* [Prompt]: Return exactly the span of lines that opens with the line containing "Parse this screenshot: output" and closes with the last line of the data, inclusive.

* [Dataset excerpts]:
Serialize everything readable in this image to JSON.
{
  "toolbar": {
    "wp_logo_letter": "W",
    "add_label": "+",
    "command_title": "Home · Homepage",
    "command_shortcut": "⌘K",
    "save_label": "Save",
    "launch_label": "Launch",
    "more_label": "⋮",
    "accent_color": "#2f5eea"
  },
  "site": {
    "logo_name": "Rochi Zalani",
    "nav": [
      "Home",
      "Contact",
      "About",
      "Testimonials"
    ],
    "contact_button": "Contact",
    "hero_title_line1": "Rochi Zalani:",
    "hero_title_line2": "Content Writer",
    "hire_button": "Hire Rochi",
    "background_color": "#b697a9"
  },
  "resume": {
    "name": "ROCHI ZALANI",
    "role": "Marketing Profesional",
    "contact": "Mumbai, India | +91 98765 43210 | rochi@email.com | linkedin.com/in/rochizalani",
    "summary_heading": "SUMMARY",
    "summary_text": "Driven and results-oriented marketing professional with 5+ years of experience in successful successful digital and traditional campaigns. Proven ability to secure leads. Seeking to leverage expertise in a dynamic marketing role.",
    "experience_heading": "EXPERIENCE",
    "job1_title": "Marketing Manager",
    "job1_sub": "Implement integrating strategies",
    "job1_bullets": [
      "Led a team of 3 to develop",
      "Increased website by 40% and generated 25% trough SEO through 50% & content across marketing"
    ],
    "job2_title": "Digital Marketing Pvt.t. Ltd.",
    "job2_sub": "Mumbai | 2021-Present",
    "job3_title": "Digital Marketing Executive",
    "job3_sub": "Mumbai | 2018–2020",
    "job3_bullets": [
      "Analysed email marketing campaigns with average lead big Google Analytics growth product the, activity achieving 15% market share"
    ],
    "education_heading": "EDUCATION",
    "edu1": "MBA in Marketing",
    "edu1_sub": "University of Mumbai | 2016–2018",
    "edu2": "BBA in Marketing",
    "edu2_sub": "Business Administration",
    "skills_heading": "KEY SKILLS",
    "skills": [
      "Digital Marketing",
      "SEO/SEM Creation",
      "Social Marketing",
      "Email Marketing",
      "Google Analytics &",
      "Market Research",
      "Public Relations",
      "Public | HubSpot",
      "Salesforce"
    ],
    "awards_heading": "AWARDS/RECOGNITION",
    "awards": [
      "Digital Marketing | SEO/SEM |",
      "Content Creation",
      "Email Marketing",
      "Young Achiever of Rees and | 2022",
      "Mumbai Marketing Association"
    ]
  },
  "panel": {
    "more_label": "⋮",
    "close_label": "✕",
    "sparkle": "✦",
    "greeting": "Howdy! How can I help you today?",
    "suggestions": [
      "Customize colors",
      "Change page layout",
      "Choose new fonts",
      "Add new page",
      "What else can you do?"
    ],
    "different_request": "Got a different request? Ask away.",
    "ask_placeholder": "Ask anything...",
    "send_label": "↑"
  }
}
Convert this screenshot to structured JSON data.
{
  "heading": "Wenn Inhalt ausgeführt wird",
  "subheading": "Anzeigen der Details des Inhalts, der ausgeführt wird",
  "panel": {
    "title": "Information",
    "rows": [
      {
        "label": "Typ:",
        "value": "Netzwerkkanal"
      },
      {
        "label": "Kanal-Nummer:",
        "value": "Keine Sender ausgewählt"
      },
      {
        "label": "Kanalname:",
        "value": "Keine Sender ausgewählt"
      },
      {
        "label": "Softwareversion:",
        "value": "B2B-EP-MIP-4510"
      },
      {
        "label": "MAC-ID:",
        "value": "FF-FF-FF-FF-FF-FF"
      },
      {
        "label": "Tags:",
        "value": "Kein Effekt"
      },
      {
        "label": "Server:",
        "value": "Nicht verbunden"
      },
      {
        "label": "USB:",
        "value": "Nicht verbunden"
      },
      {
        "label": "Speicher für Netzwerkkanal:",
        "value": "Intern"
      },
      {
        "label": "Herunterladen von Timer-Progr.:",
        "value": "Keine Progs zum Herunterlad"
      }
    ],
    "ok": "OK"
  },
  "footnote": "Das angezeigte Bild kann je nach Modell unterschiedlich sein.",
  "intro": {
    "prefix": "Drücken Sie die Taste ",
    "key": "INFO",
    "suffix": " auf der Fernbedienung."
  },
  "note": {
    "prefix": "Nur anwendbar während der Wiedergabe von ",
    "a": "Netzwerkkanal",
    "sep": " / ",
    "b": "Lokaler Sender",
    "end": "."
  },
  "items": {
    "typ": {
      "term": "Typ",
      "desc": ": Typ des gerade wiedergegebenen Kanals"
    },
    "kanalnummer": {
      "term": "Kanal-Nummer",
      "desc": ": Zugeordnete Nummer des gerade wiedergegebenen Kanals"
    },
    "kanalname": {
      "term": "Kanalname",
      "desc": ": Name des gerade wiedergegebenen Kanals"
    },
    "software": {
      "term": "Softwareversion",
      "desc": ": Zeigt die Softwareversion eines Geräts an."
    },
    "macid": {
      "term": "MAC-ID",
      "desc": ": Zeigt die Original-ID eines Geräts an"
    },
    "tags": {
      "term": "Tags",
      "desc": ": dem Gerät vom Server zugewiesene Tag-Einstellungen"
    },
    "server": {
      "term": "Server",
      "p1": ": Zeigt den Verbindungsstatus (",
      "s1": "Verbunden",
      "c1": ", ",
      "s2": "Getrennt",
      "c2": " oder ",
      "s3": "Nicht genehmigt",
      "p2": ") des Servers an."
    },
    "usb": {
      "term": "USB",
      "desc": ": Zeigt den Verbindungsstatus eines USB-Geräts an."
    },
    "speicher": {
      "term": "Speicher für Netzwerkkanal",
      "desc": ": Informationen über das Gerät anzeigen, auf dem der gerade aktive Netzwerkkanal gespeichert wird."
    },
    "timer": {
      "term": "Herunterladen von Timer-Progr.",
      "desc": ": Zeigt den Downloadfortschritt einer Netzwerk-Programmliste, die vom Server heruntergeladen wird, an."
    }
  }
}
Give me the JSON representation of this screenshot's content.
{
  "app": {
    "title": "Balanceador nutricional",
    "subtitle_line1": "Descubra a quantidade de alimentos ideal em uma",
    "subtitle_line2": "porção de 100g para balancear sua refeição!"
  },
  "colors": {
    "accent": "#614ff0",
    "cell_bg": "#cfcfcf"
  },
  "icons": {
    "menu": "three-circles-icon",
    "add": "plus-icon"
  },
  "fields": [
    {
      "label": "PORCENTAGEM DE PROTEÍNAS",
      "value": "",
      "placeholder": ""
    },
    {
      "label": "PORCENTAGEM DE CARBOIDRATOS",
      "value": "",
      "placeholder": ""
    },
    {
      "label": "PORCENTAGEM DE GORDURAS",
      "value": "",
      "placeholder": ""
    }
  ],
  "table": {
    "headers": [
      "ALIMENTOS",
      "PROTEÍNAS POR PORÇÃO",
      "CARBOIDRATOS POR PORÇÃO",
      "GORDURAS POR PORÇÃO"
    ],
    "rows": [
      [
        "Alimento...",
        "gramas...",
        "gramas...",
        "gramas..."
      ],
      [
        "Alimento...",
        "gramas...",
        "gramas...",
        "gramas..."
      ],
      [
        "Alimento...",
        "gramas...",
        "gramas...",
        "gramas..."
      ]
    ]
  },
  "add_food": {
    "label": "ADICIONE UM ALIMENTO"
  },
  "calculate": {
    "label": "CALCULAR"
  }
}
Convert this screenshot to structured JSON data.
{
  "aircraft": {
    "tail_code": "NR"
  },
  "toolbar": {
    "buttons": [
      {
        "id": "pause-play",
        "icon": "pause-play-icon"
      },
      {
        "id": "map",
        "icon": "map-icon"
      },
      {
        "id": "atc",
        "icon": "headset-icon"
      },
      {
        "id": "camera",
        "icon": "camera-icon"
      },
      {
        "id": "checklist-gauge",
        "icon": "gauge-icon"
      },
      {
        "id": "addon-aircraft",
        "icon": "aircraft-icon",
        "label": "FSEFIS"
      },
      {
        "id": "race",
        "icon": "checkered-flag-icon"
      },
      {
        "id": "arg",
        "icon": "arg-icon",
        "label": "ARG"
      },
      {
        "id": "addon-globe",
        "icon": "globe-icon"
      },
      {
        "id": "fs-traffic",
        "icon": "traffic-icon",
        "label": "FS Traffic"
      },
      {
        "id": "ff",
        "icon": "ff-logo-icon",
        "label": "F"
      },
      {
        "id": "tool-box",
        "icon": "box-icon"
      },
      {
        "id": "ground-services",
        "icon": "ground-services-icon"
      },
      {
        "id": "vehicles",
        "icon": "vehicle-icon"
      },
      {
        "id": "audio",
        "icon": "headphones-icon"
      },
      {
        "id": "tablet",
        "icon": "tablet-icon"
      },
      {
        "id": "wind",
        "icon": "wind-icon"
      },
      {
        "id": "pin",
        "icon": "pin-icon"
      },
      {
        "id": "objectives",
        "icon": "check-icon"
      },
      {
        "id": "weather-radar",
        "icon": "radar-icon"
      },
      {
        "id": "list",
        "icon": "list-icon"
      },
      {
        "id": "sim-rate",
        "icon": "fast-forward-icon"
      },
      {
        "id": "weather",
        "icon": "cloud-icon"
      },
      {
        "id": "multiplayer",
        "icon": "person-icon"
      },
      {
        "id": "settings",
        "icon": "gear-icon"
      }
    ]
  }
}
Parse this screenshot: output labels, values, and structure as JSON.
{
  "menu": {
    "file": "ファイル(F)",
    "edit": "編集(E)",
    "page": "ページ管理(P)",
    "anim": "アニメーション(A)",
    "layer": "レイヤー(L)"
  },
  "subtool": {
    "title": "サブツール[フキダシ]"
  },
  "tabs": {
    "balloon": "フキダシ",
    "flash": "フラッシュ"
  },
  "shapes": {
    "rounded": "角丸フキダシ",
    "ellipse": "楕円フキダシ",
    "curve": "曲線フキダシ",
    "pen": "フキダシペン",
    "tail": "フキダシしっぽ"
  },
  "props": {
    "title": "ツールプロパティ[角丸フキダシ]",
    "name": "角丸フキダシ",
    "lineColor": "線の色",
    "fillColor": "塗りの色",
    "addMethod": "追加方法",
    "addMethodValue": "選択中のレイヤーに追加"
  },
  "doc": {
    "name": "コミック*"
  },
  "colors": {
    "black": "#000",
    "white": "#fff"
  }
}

* [Result of the exercise]:
Parse this screenshot: output labels, values, and structure as JSON.
{
  "menu": {
    "file": "ファイル(F)",
    "edit": "編集(E)",
    "page": "ページ管理(P)",
    "anim": "アニメーション(A)",
    "layer": "レイヤー(L)"
  },
  "subtool": {
    "title": "サブツール[フキダシ]"
  },
  "tabs": {
    "balloon": "フキダシ",
    "flash": "フラッシュ"
  },
  "shapes": {
    "rounded": "角丸フキダシ",
    "ellipse": "楕円フキダシ",
    "curve": "曲線フキダシ",
    "pen": "フキダシペン",
    "tail": "フキダシしっぽ"
  },
  "props": {
    "title": "ツールプロパティ[角丸フキダシ]",
    "name": "角丸フキダシ",
    "lineColor": "線の色",
    "fillColor": "塗りの色",
    "addMethod": "追加方法",
    "addMethodValue": "選択中のレイヤーに追加"
  },
  "doc": {
    "name": "コミック*"
  },
  "colors": {
    "black": "#000",
    "white": "#fff"
  }
}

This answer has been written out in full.